-- Start Extracted information --

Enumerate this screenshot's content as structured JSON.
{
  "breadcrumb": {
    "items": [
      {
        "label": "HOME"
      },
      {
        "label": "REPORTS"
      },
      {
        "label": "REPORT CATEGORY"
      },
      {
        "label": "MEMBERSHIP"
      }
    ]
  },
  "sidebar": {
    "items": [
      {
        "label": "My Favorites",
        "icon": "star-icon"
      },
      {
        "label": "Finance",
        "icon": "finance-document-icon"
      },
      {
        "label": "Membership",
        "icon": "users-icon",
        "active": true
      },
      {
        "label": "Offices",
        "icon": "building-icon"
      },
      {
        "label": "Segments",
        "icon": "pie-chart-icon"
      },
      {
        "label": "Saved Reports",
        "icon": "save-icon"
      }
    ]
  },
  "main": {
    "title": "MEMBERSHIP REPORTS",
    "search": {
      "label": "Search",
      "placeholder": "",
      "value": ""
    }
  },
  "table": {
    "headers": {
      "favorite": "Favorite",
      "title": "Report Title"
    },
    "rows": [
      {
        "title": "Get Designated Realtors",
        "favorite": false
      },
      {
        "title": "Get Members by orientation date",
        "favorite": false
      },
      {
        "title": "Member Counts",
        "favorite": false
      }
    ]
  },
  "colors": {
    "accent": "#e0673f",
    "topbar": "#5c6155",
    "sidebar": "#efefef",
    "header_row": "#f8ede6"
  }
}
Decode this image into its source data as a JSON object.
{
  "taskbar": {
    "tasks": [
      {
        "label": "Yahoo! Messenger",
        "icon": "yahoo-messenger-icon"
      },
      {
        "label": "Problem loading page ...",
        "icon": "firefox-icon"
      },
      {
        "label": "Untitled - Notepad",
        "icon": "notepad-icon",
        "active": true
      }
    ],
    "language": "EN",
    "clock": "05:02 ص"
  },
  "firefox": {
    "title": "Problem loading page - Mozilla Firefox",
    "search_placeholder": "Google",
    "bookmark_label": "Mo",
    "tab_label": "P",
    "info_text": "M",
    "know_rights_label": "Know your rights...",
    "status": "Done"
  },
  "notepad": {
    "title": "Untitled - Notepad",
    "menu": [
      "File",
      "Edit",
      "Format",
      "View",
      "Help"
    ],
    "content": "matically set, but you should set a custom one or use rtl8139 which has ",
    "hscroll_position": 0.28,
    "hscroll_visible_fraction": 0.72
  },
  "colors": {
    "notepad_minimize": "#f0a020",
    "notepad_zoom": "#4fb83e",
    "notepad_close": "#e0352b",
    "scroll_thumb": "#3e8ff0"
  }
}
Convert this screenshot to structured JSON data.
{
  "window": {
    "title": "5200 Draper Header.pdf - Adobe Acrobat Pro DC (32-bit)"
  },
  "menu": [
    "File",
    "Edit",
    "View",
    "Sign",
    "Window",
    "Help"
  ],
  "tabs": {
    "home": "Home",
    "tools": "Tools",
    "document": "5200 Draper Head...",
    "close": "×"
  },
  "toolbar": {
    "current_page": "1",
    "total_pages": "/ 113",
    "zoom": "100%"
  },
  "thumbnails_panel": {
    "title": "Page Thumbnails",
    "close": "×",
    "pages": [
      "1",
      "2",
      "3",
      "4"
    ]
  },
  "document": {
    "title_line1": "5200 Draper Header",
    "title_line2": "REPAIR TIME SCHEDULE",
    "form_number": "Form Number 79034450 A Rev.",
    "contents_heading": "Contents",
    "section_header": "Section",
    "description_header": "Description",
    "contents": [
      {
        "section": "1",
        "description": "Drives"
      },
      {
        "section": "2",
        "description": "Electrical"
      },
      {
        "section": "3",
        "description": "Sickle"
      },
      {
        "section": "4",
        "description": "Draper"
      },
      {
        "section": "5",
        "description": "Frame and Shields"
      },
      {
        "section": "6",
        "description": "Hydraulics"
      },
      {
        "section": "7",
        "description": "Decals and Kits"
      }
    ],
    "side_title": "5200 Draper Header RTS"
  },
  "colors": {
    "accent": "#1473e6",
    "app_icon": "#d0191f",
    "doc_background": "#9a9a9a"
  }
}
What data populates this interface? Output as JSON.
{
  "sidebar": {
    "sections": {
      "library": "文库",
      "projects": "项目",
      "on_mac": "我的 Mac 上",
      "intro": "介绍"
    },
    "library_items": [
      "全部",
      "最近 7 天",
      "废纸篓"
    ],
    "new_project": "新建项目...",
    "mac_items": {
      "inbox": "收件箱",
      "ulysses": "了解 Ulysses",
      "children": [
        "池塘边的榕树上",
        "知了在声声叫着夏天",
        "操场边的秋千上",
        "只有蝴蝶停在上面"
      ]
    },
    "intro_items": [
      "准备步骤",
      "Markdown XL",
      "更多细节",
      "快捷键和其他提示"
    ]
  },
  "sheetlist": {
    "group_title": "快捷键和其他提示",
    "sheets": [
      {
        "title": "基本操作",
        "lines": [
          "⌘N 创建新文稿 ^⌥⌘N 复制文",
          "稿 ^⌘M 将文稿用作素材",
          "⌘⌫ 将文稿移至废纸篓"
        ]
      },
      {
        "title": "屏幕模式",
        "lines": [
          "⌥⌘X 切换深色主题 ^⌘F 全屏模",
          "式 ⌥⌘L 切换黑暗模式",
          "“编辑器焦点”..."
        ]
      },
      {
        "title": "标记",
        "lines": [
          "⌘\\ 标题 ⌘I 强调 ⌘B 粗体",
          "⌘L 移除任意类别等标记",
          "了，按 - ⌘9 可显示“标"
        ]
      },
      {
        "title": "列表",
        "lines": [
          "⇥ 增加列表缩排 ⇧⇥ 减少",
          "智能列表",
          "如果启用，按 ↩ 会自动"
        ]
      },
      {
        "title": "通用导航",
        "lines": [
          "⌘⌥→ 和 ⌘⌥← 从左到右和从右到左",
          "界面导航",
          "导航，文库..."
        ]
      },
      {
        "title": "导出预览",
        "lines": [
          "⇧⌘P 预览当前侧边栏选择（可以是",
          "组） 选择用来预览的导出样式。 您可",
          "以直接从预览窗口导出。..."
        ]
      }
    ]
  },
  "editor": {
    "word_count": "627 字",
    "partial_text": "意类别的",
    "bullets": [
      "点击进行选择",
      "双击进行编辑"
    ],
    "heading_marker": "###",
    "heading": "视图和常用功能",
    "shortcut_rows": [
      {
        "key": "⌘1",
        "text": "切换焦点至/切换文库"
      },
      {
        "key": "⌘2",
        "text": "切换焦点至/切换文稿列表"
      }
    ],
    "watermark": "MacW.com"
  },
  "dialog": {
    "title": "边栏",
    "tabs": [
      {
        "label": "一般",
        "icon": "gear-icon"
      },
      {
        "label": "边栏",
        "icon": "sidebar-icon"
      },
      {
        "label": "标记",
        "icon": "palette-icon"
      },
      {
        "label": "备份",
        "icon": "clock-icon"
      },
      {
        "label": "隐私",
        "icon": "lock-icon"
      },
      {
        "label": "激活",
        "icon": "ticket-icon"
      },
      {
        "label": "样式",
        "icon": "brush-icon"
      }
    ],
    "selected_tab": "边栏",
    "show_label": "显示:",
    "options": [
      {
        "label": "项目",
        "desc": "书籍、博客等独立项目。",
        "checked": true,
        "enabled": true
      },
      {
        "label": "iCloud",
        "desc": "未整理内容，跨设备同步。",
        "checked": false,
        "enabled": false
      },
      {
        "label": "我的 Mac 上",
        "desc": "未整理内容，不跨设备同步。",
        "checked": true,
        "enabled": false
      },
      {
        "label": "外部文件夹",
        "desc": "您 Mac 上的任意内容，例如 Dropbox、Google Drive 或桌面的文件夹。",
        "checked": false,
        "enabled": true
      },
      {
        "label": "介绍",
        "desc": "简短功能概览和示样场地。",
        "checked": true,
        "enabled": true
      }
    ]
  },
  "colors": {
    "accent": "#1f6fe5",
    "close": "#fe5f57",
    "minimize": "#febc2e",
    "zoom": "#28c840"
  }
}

-- End Extracted information --

Give the number of lines in the records above that contain the word "Problem". Reply with that number alone.

2